AIM OF THE EXERCISE: Find the lines containing "into" and say how many there are, with no other words.

--- DATA SHOWN ---

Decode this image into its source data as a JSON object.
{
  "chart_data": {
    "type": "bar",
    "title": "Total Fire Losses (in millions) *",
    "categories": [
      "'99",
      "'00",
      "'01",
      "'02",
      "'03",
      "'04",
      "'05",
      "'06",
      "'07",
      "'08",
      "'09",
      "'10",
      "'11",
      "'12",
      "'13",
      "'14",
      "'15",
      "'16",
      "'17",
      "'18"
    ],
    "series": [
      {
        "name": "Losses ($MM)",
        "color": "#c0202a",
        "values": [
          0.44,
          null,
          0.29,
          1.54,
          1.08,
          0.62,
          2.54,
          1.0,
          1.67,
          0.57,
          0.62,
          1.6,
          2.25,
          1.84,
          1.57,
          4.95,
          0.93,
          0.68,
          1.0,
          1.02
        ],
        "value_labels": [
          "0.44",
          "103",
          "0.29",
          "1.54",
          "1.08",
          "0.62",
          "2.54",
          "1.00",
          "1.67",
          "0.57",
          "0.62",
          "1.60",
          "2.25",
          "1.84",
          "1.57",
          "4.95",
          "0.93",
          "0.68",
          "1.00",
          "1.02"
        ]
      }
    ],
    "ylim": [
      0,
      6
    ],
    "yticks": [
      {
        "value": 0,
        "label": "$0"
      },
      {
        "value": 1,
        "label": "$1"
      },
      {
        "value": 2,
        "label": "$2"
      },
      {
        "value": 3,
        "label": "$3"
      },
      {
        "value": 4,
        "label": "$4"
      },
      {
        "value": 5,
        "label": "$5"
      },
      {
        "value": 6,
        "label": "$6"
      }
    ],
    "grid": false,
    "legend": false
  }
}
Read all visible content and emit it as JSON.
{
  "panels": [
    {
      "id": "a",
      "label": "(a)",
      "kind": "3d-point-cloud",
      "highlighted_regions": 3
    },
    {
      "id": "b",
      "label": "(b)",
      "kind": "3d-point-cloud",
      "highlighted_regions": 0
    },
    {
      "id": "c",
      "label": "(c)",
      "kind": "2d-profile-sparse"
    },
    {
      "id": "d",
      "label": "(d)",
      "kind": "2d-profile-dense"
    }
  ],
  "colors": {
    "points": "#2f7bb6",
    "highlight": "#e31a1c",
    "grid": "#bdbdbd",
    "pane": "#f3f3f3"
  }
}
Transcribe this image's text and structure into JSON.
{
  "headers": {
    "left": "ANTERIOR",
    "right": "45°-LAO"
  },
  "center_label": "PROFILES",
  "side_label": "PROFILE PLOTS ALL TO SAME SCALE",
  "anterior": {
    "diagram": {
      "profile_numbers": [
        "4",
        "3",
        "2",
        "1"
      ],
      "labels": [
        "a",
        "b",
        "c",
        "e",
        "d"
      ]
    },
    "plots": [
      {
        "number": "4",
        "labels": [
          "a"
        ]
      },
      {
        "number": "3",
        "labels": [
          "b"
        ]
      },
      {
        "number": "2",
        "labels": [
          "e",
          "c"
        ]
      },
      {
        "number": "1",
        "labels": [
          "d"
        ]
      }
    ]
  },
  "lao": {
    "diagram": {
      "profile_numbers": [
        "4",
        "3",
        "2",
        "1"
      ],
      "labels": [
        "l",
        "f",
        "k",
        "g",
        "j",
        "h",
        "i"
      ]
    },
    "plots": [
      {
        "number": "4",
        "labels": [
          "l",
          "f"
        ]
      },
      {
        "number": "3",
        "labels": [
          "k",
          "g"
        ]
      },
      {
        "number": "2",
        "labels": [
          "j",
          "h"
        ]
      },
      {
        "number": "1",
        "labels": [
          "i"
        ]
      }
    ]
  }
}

---

SOLUTION TO THIS EXERCISE: 2